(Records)
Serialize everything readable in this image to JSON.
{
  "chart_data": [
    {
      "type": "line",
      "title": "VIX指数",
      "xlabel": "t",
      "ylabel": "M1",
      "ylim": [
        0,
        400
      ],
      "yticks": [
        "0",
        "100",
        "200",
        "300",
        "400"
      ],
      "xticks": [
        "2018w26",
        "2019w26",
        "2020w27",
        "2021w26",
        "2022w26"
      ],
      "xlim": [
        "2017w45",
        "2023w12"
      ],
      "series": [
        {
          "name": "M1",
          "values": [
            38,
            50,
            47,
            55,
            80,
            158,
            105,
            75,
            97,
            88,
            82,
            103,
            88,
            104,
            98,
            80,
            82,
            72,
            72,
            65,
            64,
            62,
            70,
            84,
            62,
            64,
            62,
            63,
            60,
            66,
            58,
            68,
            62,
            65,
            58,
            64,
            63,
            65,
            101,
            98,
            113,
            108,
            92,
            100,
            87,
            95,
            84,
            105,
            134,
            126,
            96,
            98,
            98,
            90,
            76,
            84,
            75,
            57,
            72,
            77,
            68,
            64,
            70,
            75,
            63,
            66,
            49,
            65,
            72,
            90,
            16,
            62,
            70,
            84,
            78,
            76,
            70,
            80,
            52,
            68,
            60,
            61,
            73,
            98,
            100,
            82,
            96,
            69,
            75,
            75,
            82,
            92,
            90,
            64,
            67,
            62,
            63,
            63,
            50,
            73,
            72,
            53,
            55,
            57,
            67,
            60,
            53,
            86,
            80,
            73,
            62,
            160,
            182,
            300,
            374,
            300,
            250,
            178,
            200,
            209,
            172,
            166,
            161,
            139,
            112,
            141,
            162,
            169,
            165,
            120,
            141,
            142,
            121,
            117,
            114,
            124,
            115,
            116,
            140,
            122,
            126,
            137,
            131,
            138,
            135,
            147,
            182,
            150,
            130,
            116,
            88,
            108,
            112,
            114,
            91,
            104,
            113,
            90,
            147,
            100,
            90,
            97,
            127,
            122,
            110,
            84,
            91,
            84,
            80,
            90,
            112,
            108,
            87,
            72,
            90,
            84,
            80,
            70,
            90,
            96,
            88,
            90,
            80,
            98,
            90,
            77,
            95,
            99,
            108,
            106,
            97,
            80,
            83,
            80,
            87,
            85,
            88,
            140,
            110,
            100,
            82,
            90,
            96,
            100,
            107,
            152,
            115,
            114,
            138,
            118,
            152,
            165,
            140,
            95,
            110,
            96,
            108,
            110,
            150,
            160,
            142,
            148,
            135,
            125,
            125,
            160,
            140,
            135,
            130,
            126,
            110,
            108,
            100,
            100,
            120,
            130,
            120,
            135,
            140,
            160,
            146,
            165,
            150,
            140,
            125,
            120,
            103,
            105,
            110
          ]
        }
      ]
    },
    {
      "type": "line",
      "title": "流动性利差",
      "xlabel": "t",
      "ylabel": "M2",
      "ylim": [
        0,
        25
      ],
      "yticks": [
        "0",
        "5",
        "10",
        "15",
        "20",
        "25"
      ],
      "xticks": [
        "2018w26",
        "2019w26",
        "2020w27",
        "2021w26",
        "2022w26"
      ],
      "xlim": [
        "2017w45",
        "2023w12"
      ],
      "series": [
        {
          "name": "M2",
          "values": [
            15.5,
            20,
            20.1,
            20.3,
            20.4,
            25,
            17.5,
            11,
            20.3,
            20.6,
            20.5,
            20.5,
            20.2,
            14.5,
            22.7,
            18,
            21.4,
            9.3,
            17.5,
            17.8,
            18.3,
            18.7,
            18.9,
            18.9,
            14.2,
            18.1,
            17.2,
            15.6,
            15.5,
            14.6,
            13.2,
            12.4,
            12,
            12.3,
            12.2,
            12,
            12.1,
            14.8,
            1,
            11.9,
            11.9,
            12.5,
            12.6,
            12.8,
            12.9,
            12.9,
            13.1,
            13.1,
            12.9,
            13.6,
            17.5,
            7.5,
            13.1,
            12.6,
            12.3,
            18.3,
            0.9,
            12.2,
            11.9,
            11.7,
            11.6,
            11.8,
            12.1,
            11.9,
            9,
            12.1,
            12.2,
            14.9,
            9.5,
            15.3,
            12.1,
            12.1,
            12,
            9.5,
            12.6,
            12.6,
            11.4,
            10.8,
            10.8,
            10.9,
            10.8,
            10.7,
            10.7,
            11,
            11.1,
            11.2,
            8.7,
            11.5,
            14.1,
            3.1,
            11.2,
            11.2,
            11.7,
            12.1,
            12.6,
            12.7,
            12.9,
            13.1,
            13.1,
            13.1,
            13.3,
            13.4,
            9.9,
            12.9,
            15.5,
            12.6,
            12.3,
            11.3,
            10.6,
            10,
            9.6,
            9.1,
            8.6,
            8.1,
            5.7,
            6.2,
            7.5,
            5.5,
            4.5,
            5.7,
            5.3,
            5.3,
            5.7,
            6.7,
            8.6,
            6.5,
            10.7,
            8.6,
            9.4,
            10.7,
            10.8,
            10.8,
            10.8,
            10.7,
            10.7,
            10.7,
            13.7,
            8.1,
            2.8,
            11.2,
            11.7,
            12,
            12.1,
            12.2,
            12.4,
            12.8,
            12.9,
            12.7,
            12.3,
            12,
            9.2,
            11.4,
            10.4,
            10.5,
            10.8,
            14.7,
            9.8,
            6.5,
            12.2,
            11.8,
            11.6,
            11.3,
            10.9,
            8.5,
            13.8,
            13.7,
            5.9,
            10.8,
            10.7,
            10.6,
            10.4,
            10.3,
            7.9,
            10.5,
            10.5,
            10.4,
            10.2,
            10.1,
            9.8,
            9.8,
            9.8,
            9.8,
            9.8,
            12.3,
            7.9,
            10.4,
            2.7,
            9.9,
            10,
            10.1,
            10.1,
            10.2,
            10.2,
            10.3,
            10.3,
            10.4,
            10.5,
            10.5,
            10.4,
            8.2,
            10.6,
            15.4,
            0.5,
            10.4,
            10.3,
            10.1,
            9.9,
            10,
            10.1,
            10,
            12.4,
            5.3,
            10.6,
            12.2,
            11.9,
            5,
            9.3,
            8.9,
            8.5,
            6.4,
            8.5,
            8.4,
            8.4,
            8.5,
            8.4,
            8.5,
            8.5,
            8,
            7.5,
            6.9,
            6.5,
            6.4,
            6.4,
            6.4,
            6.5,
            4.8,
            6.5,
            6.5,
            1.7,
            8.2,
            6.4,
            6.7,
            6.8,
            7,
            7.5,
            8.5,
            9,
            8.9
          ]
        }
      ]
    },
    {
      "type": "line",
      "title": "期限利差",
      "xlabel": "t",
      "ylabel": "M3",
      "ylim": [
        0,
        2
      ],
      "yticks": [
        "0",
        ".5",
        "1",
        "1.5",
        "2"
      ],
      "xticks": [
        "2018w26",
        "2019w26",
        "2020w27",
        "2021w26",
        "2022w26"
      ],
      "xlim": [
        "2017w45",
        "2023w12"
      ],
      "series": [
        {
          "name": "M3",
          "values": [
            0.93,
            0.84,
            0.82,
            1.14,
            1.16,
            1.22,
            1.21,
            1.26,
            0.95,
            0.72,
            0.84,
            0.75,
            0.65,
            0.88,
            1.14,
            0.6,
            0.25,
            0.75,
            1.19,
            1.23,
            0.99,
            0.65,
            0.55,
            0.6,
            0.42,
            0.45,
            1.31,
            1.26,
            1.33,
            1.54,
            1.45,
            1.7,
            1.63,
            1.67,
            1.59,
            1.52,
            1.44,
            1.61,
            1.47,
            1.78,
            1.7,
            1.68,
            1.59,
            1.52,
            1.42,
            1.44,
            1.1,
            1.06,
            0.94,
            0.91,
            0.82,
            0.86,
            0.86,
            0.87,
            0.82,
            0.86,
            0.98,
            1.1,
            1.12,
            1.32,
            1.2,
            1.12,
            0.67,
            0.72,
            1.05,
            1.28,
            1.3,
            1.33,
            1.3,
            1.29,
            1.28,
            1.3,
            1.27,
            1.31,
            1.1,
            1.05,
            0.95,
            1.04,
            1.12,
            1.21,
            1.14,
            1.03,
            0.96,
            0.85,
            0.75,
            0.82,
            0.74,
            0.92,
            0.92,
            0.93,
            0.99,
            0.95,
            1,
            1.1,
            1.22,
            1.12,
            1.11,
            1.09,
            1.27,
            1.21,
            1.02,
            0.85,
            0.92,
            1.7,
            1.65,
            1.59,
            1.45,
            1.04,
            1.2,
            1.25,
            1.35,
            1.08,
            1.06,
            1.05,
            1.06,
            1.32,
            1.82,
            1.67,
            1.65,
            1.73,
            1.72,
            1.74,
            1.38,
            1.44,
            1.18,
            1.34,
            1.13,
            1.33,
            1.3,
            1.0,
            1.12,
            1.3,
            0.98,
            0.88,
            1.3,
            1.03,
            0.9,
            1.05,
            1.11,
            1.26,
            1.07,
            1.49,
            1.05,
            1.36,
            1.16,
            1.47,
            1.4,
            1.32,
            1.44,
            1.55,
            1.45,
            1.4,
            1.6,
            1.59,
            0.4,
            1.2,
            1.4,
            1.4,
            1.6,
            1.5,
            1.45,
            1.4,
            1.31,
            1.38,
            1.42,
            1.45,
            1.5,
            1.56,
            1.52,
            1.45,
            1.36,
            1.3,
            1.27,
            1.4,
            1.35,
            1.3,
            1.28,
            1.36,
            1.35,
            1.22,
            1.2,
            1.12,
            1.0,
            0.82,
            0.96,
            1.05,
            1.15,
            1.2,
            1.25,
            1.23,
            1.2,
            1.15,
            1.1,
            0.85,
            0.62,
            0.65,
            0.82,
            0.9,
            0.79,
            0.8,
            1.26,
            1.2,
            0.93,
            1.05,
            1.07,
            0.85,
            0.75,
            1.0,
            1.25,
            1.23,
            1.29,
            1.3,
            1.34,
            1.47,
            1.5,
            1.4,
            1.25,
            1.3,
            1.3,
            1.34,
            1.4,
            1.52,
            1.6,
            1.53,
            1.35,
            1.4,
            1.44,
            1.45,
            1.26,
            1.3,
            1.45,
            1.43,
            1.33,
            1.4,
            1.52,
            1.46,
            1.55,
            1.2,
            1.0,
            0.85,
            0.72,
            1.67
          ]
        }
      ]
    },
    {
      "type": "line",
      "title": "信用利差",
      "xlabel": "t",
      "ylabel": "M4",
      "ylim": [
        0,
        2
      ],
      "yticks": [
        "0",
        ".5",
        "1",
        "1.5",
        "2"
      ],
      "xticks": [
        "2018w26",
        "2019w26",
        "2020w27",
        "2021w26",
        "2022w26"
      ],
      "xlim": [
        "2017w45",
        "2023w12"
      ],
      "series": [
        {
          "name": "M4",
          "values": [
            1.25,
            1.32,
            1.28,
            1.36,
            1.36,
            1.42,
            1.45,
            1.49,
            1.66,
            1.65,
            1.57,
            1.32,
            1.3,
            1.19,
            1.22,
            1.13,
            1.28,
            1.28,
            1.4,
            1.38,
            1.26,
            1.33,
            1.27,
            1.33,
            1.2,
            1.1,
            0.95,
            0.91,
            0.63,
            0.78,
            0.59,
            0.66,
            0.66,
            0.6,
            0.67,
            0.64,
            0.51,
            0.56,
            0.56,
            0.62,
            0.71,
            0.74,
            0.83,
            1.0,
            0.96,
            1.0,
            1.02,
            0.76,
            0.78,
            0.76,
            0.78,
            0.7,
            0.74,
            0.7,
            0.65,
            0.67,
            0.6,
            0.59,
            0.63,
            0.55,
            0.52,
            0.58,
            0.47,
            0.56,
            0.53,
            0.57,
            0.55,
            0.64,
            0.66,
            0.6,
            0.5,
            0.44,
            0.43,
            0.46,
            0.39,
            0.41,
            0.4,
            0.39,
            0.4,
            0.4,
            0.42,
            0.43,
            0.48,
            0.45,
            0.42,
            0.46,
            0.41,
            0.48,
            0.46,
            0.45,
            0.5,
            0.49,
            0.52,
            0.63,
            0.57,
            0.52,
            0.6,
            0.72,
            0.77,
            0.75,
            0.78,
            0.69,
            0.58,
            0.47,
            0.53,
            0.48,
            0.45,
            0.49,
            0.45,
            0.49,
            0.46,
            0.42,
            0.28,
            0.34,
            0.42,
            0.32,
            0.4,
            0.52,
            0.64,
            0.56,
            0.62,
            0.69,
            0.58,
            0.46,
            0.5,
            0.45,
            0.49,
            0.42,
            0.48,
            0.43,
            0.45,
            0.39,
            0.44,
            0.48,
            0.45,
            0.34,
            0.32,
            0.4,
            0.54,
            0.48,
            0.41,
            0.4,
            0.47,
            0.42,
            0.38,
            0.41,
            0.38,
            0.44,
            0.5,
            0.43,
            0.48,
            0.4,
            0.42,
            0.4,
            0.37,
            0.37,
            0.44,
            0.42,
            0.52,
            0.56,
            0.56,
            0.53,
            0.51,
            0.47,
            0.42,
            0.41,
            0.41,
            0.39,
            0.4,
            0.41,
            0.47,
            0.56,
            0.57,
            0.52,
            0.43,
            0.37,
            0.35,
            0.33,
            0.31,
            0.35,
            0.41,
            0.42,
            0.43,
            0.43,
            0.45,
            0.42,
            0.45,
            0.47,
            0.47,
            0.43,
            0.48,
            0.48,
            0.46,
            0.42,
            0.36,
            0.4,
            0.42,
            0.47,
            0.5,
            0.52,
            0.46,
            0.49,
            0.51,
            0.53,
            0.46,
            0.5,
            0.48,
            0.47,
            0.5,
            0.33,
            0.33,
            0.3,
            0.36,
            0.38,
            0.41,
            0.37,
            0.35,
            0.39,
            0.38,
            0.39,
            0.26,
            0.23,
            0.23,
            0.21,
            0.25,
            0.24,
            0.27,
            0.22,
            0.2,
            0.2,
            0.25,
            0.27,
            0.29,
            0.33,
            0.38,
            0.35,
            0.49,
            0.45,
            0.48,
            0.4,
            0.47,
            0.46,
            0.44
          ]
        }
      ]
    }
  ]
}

**Exercise description**
Gather each line from the listing above that holds "ylabel".

**Result for this exercise**
      "ylabel": "M1",
      "ylabel": "M2",
      "ylabel": "M3",
      "ylabel": "M4",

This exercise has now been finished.